■ **Given information**:
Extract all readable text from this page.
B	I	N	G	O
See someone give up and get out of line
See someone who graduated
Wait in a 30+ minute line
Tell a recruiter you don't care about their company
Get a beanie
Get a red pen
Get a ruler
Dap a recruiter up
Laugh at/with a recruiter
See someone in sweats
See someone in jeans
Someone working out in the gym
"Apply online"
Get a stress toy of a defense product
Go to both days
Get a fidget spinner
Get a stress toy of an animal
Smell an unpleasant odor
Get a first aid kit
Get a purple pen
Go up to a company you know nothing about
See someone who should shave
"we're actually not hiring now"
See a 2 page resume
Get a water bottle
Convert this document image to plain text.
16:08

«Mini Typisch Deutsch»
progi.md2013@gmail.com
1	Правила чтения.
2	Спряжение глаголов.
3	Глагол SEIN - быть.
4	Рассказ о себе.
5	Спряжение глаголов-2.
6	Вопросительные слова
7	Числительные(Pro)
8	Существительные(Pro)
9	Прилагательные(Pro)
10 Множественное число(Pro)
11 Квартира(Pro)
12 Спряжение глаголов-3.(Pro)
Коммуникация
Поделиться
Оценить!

■ **What to do**: Provide an exact reproduction of all the entries shown above.

■ **Correct result**:
Extract all readable text from this page.
B	I	N	G	O
See someone give up and get out of line
See someone who graduated
Wait in a 30+ minute line
Tell a recruiter you don't care about their company
Get a beanie
Get a red pen
Get a ruler
Dap a recruiter up
Laugh at/with a recruiter
See someone in sweats
See someone in jeans
Someone working out in the gym
"Apply online"
Get a stress toy of a defense product
Go to both days
Get a fidget spinner
Get a stress toy of an animal
Smell an unpleasant odor
Get a first aid kit
Get a purple pen
Go up to a company you know nothing about
See someone who should shave
"we're actually not hiring now"
See a 2 page resume
Get a water bottle
Convert this document image to plain text.
16:08

«Mini Typisch Deutsch»
progi.md2013@gmail.com
1	Правила чтения.
2	Спряжение глаголов.
3	Глагол SEIN - быть.
4	Рассказ о себе.
5	Спряжение глаголов-2.
6	Вопросительные слова
7	Числительные(Pro)
8	Существительные(Pro)
9	Прилагательные(Pro)
10 Множественное число(Pro)
11 Квартира(Pro)
12 Спряжение глаголов-3.(Pro)
Коммуникация
Поделиться
Оценить!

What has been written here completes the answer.